• EXTRACTED DATA:
────────────────
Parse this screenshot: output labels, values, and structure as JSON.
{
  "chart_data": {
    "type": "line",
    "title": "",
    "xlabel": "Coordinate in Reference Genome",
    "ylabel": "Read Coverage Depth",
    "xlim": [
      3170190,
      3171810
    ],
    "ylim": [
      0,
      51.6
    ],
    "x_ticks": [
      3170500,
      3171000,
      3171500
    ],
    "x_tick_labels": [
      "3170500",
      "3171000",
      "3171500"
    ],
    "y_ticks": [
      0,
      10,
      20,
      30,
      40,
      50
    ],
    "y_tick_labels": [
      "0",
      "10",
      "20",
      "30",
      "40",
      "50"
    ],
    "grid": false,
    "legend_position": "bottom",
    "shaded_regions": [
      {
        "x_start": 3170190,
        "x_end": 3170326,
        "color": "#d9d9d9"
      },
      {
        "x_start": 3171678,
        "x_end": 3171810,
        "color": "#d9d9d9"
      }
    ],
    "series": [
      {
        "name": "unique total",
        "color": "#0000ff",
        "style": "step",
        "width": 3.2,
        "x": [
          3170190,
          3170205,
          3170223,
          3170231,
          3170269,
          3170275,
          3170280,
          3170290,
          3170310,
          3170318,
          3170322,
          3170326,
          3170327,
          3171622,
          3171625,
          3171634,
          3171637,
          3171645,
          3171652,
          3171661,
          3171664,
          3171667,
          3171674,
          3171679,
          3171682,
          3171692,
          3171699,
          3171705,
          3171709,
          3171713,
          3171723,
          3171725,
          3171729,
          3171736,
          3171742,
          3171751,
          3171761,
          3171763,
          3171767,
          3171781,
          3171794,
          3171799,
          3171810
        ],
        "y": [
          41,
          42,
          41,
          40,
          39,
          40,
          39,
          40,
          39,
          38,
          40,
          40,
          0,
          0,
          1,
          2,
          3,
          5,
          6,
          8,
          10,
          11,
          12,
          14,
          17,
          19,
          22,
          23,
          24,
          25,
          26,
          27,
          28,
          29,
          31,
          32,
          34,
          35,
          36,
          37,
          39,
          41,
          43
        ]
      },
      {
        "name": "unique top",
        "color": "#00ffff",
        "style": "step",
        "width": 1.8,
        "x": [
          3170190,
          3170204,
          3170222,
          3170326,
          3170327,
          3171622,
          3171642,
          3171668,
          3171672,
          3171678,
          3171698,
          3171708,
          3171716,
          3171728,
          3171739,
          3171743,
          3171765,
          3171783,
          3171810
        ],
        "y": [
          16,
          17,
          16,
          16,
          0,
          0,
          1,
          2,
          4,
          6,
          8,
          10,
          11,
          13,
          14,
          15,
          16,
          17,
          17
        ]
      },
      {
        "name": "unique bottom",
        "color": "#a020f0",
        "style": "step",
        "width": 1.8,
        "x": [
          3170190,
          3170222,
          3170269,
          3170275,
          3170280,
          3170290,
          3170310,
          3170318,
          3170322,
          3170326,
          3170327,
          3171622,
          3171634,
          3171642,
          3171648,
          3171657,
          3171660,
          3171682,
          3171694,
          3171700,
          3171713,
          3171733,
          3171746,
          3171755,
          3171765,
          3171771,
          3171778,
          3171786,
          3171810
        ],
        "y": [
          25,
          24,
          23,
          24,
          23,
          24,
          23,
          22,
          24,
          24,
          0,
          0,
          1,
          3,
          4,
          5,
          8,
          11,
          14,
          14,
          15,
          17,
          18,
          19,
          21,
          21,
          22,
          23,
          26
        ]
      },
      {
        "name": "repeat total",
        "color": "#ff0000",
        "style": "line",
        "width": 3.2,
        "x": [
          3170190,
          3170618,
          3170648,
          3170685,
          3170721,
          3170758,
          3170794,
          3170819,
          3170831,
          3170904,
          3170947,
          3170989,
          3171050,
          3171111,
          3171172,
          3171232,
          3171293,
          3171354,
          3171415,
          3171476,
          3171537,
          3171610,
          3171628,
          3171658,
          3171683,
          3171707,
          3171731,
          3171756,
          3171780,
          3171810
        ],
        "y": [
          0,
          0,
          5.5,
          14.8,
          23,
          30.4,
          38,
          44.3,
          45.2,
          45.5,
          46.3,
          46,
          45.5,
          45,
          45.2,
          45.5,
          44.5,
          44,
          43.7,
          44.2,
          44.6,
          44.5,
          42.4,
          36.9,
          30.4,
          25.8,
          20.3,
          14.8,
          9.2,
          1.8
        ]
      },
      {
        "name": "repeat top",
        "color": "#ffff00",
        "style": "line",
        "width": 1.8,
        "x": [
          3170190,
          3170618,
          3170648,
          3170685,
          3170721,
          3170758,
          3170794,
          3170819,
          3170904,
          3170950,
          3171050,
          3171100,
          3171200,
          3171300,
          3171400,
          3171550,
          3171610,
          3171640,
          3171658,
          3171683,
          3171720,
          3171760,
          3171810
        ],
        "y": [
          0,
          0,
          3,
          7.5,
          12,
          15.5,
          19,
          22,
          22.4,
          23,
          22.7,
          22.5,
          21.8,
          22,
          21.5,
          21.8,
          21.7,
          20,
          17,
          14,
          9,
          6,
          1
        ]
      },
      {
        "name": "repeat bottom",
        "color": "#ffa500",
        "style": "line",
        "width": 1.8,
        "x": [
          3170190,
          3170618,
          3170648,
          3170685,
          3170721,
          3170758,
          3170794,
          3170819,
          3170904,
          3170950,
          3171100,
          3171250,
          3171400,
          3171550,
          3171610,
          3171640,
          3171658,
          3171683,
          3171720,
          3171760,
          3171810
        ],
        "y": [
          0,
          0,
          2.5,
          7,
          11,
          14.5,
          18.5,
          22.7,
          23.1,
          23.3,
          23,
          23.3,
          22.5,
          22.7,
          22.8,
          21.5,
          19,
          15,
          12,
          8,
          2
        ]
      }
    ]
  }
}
────────────────
• REQUIREMENT:
Going through the entries, return every line holding the word "total".

• WRITTEN SOLUTION:
        "name": "unique total",
        "name": "repeat total",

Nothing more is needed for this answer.